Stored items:
——————

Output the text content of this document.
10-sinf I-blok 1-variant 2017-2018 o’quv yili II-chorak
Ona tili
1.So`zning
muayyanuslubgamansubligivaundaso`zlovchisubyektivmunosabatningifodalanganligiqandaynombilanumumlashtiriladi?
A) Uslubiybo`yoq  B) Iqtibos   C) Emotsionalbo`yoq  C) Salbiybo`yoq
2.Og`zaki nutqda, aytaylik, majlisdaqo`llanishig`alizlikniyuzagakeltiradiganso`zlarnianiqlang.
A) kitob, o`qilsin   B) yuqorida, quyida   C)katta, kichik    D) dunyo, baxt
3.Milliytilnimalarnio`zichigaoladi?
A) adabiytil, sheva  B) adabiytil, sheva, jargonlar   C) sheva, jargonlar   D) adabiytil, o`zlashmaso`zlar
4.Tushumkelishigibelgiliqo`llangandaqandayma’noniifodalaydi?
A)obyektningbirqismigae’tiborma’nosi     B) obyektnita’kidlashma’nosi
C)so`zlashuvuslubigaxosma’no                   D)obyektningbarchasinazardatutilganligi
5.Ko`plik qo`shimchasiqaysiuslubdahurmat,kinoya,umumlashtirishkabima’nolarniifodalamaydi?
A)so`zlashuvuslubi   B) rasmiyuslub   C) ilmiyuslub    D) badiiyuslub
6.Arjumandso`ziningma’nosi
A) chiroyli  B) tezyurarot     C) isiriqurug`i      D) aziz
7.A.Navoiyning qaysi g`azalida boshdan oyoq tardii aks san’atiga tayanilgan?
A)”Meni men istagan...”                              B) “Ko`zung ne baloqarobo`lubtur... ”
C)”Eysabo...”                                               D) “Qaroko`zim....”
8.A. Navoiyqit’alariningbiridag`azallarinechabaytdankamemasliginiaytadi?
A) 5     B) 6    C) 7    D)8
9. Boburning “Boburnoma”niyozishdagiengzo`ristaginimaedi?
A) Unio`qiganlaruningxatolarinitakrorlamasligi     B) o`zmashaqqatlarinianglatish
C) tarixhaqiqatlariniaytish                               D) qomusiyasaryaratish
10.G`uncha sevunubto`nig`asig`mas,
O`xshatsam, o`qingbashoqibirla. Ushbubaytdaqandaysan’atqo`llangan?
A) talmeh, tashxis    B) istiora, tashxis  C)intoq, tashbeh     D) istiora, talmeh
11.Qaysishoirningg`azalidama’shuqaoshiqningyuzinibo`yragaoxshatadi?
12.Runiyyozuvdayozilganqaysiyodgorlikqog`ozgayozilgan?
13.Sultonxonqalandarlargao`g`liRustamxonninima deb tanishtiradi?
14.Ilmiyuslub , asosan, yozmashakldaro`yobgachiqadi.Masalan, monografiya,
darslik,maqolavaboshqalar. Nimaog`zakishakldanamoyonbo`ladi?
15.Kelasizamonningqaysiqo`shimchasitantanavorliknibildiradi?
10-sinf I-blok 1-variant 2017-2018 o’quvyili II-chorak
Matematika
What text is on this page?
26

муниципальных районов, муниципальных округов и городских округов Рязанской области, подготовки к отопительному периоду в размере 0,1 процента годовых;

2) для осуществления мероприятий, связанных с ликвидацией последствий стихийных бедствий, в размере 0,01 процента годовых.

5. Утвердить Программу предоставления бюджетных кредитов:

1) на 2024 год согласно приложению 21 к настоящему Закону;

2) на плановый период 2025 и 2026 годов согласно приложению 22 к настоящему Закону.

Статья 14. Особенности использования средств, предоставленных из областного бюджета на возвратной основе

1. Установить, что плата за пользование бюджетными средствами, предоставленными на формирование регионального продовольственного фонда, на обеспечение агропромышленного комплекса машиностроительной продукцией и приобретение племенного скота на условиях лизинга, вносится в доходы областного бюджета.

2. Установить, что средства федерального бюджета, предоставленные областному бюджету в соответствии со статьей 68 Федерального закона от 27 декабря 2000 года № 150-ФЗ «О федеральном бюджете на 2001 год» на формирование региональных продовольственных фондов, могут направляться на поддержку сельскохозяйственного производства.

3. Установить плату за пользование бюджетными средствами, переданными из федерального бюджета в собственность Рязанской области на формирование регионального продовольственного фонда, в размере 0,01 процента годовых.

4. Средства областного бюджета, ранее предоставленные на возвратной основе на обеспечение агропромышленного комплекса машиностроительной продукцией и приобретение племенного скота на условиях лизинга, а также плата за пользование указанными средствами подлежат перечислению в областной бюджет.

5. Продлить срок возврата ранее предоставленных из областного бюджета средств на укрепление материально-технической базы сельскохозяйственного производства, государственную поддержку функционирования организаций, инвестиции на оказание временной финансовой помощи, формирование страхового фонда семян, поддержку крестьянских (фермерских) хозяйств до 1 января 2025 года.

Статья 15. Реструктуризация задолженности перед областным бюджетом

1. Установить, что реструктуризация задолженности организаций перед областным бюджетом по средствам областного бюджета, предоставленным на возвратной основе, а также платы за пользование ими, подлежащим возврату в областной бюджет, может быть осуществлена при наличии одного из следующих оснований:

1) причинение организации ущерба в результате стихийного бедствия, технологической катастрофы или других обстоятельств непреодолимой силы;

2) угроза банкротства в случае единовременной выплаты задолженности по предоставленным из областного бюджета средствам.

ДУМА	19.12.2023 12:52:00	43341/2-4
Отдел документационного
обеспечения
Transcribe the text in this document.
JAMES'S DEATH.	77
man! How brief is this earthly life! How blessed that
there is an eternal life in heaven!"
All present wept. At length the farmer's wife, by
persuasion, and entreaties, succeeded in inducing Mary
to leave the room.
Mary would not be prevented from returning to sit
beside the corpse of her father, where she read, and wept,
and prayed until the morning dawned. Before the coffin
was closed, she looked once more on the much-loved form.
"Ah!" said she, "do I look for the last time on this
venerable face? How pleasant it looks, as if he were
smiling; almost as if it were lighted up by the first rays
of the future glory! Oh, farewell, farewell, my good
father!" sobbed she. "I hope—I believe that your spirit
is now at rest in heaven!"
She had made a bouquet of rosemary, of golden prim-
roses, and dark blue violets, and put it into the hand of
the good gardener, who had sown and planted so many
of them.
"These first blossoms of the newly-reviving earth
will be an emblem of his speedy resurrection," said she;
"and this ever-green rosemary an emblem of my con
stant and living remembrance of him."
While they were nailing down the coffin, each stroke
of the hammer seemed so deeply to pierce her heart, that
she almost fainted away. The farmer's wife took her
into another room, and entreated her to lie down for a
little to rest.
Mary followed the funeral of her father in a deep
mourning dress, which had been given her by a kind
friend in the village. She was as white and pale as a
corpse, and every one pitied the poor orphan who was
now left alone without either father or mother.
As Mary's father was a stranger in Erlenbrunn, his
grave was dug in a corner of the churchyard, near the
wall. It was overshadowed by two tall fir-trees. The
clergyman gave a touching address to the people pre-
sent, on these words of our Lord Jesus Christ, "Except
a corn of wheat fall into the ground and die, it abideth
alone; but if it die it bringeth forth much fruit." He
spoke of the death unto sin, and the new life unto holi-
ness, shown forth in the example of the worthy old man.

——————

Short problem
Every record above should be copied exactly.

Exercise response
Output the text content of this document.
10-sinf I-blok 1-variant 2017-2018 o’quv yili II-chorak
Ona tili
1.So`zning
muayyanuslubgamansubligivaundaso`zlovchisubyektivmunosabatningifodalanganligiqandaynombilanumumlashtiriladi?
A) Uslubiybo`yoq  B) Iqtibos   C) Emotsionalbo`yoq  C) Salbiybo`yoq
2.Og`zaki nutqda, aytaylik, majlisdaqo`llanishig`alizlikniyuzagakeltiradiganso`zlarnianiqlang.
A) kitob, o`qilsin   B) yuqorida, quyida   C)katta, kichik    D) dunyo, baxt
3.Milliytilnimalarnio`zichigaoladi?
A) adabiytil, sheva  B) adabiytil, sheva, jargonlar   C) sheva, jargonlar   D) adabiytil, o`zlashmaso`zlar
4.Tushumkelishigibelgiliqo`llangandaqandayma’noniifodalaydi?
A)obyektningbirqismigae’tiborma’nosi     B) obyektnita’kidlashma’nosi
C)so`zlashuvuslubigaxosma’no                   D)obyektningbarchasinazardatutilganligi
5.Ko`plik qo`shimchasiqaysiuslubdahurmat,kinoya,umumlashtirishkabima’nolarniifodalamaydi?
A)so`zlashuvuslubi   B) rasmiyuslub   C) ilmiyuslub    D) badiiyuslub
6.Arjumandso`ziningma’nosi
A) chiroyli  B) tezyurarot     C) isiriqurug`i      D) aziz
7.A.Navoiyning qaysi g`azalida boshdan oyoq tardii aks san’atiga tayanilgan?
A)”Meni men istagan...”                              B) “Ko`zung ne baloqarobo`lubtur... ”
C)”Eysabo...”                                               D) “Qaroko`zim....”
8.A. Navoiyqit’alariningbiridag`azallarinechabaytdankamemasliginiaytadi?
A) 5     B) 6    C) 7    D)8
9. Boburning “Boburnoma”niyozishdagiengzo`ristaginimaedi?
A) Unio`qiganlaruningxatolarinitakrorlamasligi     B) o`zmashaqqatlarinianglatish
C) tarixhaqiqatlariniaytish                               D) qomusiyasaryaratish
10.G`uncha sevunubto`nig`asig`mas,
O`xshatsam, o`qingbashoqibirla. Ushbubaytdaqandaysan’atqo`llangan?
A) talmeh, tashxis    B) istiora, tashxis  C)intoq, tashbeh     D) istiora, talmeh
11.Qaysishoirningg`azalidama’shuqaoshiqningyuzinibo`yragaoxshatadi?
12.Runiyyozuvdayozilganqaysiyodgorlikqog`ozgayozilgan?
13.Sultonxonqalandarlargao`g`liRustamxonninima deb tanishtiradi?
14.Ilmiyuslub , asosan, yozmashakldaro`yobgachiqadi.Masalan, monografiya,
darslik,maqolavaboshqalar. Nimaog`zakishakldanamoyonbo`ladi?
15.Kelasizamonningqaysiqo`shimchasitantanavorliknibildiradi?
10-sinf I-blok 1-variant 2017-2018 o’quvyili II-chorak
Matematika
What text is on this page?
26

муниципальных районов, муниципальных округов и городских округов Рязанской области, подготовки к отопительному периоду в размере 0,1 процента годовых;

2) для осуществления мероприятий, связанных с ликвидацией последствий стихийных бедствий, в размере 0,01 процента годовых.

5. Утвердить Программу предоставления бюджетных кредитов:

1) на 2024 год согласно приложению 21 к настоящему Закону;

2) на плановый период 2025 и 2026 годов согласно приложению 22 к настоящему Закону.

Статья 14. Особенности использования средств, предоставленных из областного бюджета на возвратной основе

1. Установить, что плата за пользование бюджетными средствами, предоставленными на формирование регионального продовольственного фонда, на обеспечение агропромышленного комплекса машиностроительной продукцией и приобретение племенного скота на условиях лизинга, вносится в доходы областного бюджета.

2. Установить, что средства федерального бюджета, предоставленные областному бюджету в соответствии со статьей 68 Федерального закона от 27 декабря 2000 года № 150-ФЗ «О федеральном бюджете на 2001 год» на формирование региональных продовольственных фондов, могут направляться на поддержку сельскохозяйственного производства.

3. Установить плату за пользование бюджетными средствами, переданными из федерального бюджета в собственность Рязанской области на формирование регионального продовольственного фонда, в размере 0,01 процента годовых.

4. Средства областного бюджета, ранее предоставленные на возвратной основе на обеспечение агропромышленного комплекса машиностроительной продукцией и приобретение племенного скота на условиях лизинга, а также плата за пользование указанными средствами подлежат перечислению в областной бюджет.

5. Продлить срок возврата ранее предоставленных из областного бюджета средств на укрепление материально-технической базы сельскохозяйственного производства, государственную поддержку функционирования организаций, инвестиции на оказание временной финансовой помощи, формирование страхового фонда семян, поддержку крестьянских (фермерских) хозяйств до 1 января 2025 года.

Статья 15. Реструктуризация задолженности перед областным бюджетом

1. Установить, что реструктуризация задолженности организаций перед областным бюджетом по средствам областного бюджета, предоставленным на возвратной основе, а также платы за пользование ими, подлежащим возврату в областной бюджет, может быть осуществлена при наличии одного из следующих оснований:

1) причинение организации ущерба в результате стихийного бедствия, технологической катастрофы или других обстоятельств непреодолимой силы;

2) угроза банкротства в случае единовременной выплаты задолженности по предоставленным из областного бюджета средствам.

ДУМА	19.12.2023 12:52:00	43341/2-4
Отдел документационного
обеспечения
Transcribe the text in this document.
JAMES'S DEATH.	77
man! How brief is this earthly life! How blessed that
there is an eternal life in heaven!"
All present wept. At length the farmer's wife, by
persuasion, and entreaties, succeeded in inducing Mary
to leave the room.
Mary would not be prevented from returning to sit
beside the corpse of her father, where she read, and wept,
and prayed until the morning dawned. Before the coffin
was closed, she looked once more on the much-loved form.
"Ah!" said she, "do I look for the last time on this
venerable face? How pleasant it looks, as if he were
smiling; almost as if it were lighted up by the first rays
of the future glory! Oh, farewell, farewell, my good
father!" sobbed she. "I hope—I believe that your spirit
is now at rest in heaven!"
She had made a bouquet of rosemary, of golden prim-
roses, and dark blue violets, and put it into the hand of
the good gardener, who had sown and planted so many
of them.
"These first blossoms of the newly-reviving earth
will be an emblem of his speedy resurrection," said she;
"and this ever-green rosemary an emblem of my con
stant and living remembrance of him."
While they were nailing down the coffin, each stroke
of the hammer seemed so deeply to pierce her heart, that
she almost fainted away. The farmer's wife took her
into another room, and entreated her to lie down for a
little to rest.
Mary followed the funeral of her father in a deep
mourning dress, which had been given her by a kind
friend in the village. She was as white and pale as a
corpse, and every one pitied the poor orphan who was
now left alone without either father or mother.
As Mary's father was a stranger in Erlenbrunn, his
grave was dug in a corner of the churchyard, near the
wall. It was overshadowed by two tall fir-trees. The
clergyman gave a touching address to the people pre-
sent, on these words of our Lord Jesus Christ, "Except
a corn of wheat fall into the ground and die, it abideth
alone; but if it die it bringeth forth much fruit." He
spoke of the death unto sin, and the new life unto holi-
ness, shown forth in the example of the worthy old man.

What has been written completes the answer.